_Yapılacak İş_
Büyükelçiler Konferansı haberinin "Konferansın tanıtım filminin" sözlerinin geçtiği yerden başlayıp "geçenlere teşekkür etti." sözlerinden sonra biten bölümünü, "Dijital Diplomasi" yerine "Çevrim İçi Diplomasi" koyarak düzenle ve yeniden yaz.

_Metin Bloğu_
▼

09.11.2020 - 16:03 | Son Güncellenme:
AA
Dışişleri Bakanı Mevlüt Çavuşoğlu, Türkiye'nin içeride ve dışarıda karşılaştığı zorluk ve sınamalardan hep güçlenerek çıktığını belirterek, "Bugün Suriye’de masada ve sahada bu denli güçlü olmasaydık, cephe hattı bizzat ülkemiz olurdu. Bugün Libya dosyasında bu denli aktif olmasaydık, Türkiye’yi Doğu Akdeniz’de küçük bir alana sıkıştırmayı hedefleyen oyun bozulamazdı. Çok taraflı platformlarda aktif olmasaydık, ülkemize hasım çevrelerin aleyhteki faaliyetleri sonuçsuz bırakılamazdı." dedi.
Bakan Çavuşoğlu, Türkiye'nin yurt dışı ve merkez teşkilatında görevli büyükelçilerin katılımıyla Cumhurbaşkanı Recep Tayyip Erdoğan'ın da teşrif ettiği, Cumhurbaşkanlığı Külliyesi'nde düzenlenen 12. Büyükelçiler Konferansı'nda konuştu.
Konferansın tanıtım filminin ve Bakanlıktaki en kıdemli büyükelçi olan Türkiye'nin Birleşmiş Milletler (BM) Daimi Temsilcisi Feridun Sinirlioğlu'nun konuşmasının ardından hitapta bulunan Çavuşoğlu, geleneksel Büyükelçiler Konferansı'nın 12'incisinin açılışında Cumhurbaşkanlığı Külliyesi'nde kabul edilmekten şeref duyduklarını belirtti.
Çavuşoğlu, "Milletin Evi'nin kapılarını" yeni tip koronavirüs (Kovid-19) salgınına rağmen Dışişleri Bakanlığına açtığı için Cumhurbaşkanı Erdoğan'a şükranlarını sunarak, koronavirüs salgını nedeniyle bu yıl konferansı hibrid formatta ve Dijital Diplomasi girişimine uygun şekilde çevrim içi gerçekleştirdiklerini anlattı. Çavuşoğlu, bu kapsamda, konferansın düzenlenmesinde emeği geçenlere teşekkür etti.

▲

_Ham Kayıtlar_
▼

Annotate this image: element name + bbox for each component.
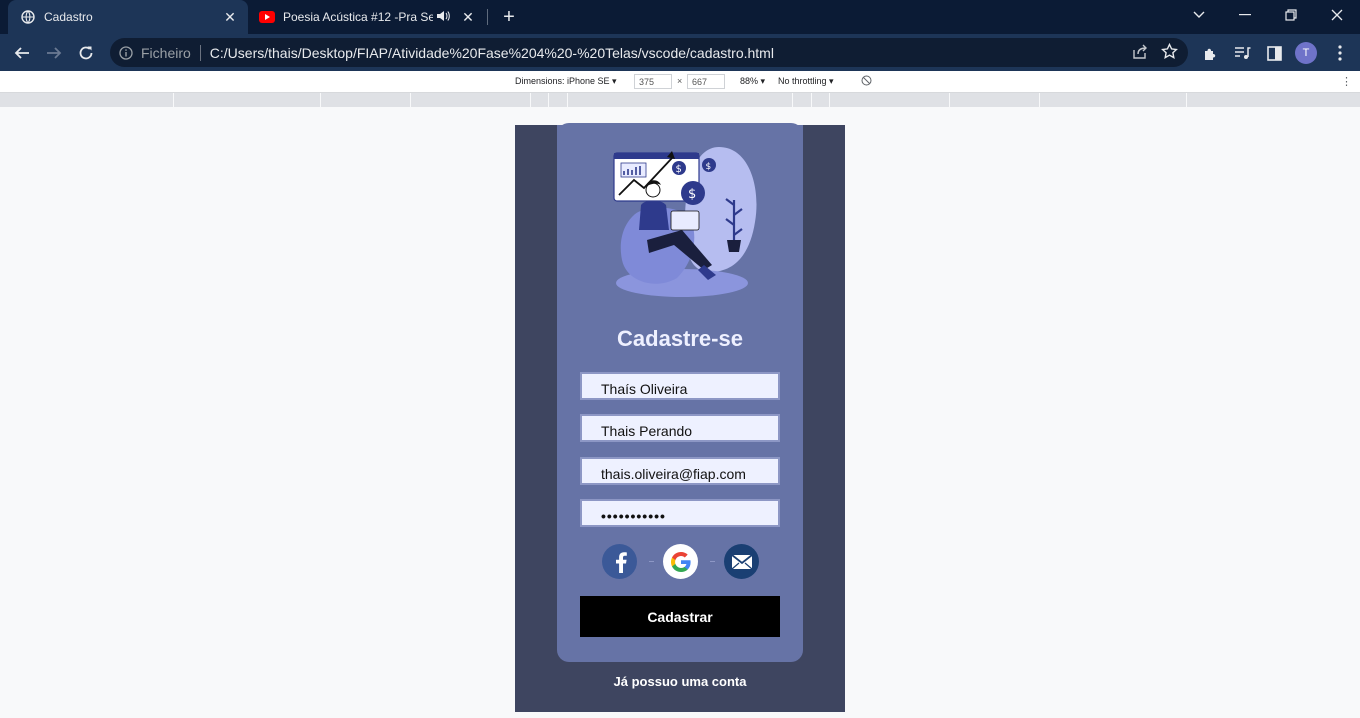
ruler-divider xyxy=(173,93,174,107)
back-icon[interactable] xyxy=(9,40,35,66)
password-field[interactable] xyxy=(580,499,780,527)
first-name-field[interactable] xyxy=(580,372,780,400)
ruler-divider xyxy=(792,93,793,107)
ruler-divider xyxy=(567,93,568,107)
forward-icon[interactable] xyxy=(41,40,67,66)
close-icon[interactable]: ✕ xyxy=(460,9,476,25)
window-close-icon[interactable] xyxy=(1314,0,1360,30)
scheme-label: Ficheiro xyxy=(141,44,191,61)
star-icon[interactable] xyxy=(1161,42,1178,65)
speaker-icon[interactable] xyxy=(436,10,450,25)
throttle-select[interactable]: No throttling ▾ xyxy=(778,76,834,87)
tab-title: Cadastro xyxy=(44,10,93,24)
ruler-divider xyxy=(829,93,830,107)
side-panel-icon[interactable] xyxy=(1264,43,1284,63)
new-tab-icon[interactable]: + xyxy=(498,6,520,28)
url-text[interactable]: C:/Users/thais/Desktop/FIAP/Atividade%20… xyxy=(210,45,774,61)
width-input[interactable]: 375 xyxy=(634,74,672,89)
menu-icon[interactable] xyxy=(1330,43,1350,63)
tab-strip: Cadastro ✕ Poesia Acústica #12 -Pra Sem … xyxy=(0,0,1360,34)
divider xyxy=(710,561,715,562)
reload-icon[interactable] xyxy=(73,40,99,66)
rotate-icon[interactable] xyxy=(861,75,872,88)
minimize-icon[interactable] xyxy=(1222,0,1268,30)
ruler-divider xyxy=(530,93,531,107)
ruler-divider xyxy=(811,93,812,107)
social-login-row xyxy=(557,544,803,580)
height-input[interactable]: 667 xyxy=(687,74,725,89)
svg-text:$: $ xyxy=(676,164,682,175)
ruler-divider xyxy=(320,93,321,107)
restore-icon[interactable] xyxy=(1268,0,1314,30)
tab-separator xyxy=(487,9,488,25)
divider xyxy=(199,44,201,61)
globe-icon xyxy=(20,9,36,25)
facebook-icon[interactable] xyxy=(602,544,637,579)
extensions-icon[interactable] xyxy=(1200,43,1220,63)
signup-card: $ $ $ Cadastre-se Thaís Oliveira Thais P… xyxy=(557,123,803,662)
info-icon[interactable] xyxy=(119,45,133,60)
zoom-select[interactable]: 88% ▾ xyxy=(740,76,765,87)
ruler-divider xyxy=(949,93,950,107)
device-select[interactable]: Dimensions: iPhone SE ▾ xyxy=(515,76,617,87)
address-bar[interactable]: Ficheiro C:/Users/thais/Desktop/FIAP/Ati… xyxy=(110,38,1188,67)
ruler-divider xyxy=(548,93,549,107)
more-options-icon[interactable]: ⋮ xyxy=(1341,75,1352,88)
times-sign: × xyxy=(677,76,683,86)
last-name-field[interactable] xyxy=(580,414,780,442)
login-link[interactable]: Já possuo uma conta xyxy=(515,674,845,689)
page-title: Cadastre-se xyxy=(617,326,743,351)
mail-icon[interactable] xyxy=(724,544,759,579)
device-toolbar: Dimensions: iPhone SE ▾ 375 × 667 88% ▾ … xyxy=(0,71,1360,93)
youtube-icon xyxy=(259,9,275,25)
illustration-image: $ $ $ xyxy=(613,147,757,297)
tab-cadastro[interactable]: Cadastro ✕ xyxy=(8,0,248,34)
close-icon[interactable]: ✕ xyxy=(222,9,238,25)
svg-text:$: $ xyxy=(706,162,712,172)
email-field[interactable] xyxy=(580,457,780,485)
google-icon[interactable] xyxy=(663,544,698,579)
ruler-divider xyxy=(1186,93,1187,107)
ruler-divider xyxy=(1039,93,1040,107)
tab-youtube[interactable]: Poesia Acústica #12 -Pra Sem ✕ xyxy=(250,0,486,34)
share-icon[interactable] xyxy=(1132,44,1148,64)
device-viewport: $ $ $ Cadastre-se Thaís Oliveira Thais P… xyxy=(515,123,845,712)
profile-avatar[interactable]: T xyxy=(1295,42,1317,64)
media-query-ruler[interactable] xyxy=(0,93,1360,107)
svg-text:$: $ xyxy=(688,187,696,202)
divider xyxy=(649,561,654,562)
ruler-divider xyxy=(410,93,411,107)
tab-search-icon[interactable] xyxy=(1176,0,1222,30)
browser-toolbar: Ficheiro C:/Users/thais/Desktop/FIAP/Ati… xyxy=(0,34,1360,71)
tab-title: Poesia Acústica #12 -Pra Sem xyxy=(283,10,433,24)
media-control-icon[interactable] xyxy=(1232,43,1252,63)
submit-button[interactable]: Cadastrar xyxy=(580,596,780,637)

▲

_Görevin Yanıtı_
Konferansın tanıtım filminin ve Bakanlıktaki en kıdemli büyükelçi olan Türkiye'nin Birleşmiş Milletler (BM) Daimi Temsilcisi Feridun Sinirlioğlu'nun konuşmasının ardından hitapta bulunan Çavuşoğlu, geleneksel Büyükelçiler Konferansı'nın 12'incisinin açılışında Cumhurbaşkanlığı Külliyesi'nde kabul edilmekten şeref duyduklarını belirtti.
Çavuşoğlu, "Milletin Evi'nin kapılarını" yeni tip koronavirüs (Kovid-19) salgınına rağmen Dışişleri Bakanlığına açtığı için Cumhurbaşkanı Erdoğan'a şükranlarını sunarak, koronavirüs salgını nedeniyle bu yıl konferansı hibrid formatta ve Çevrim İçi Diplomasi girişimine uygun şekilde çevrim içi gerçekleştirdiklerini anlattı. Çavuşoğlu, bu kapsamda, konferansın düzenlenmesinde emeği geçenlere teşekkür etti.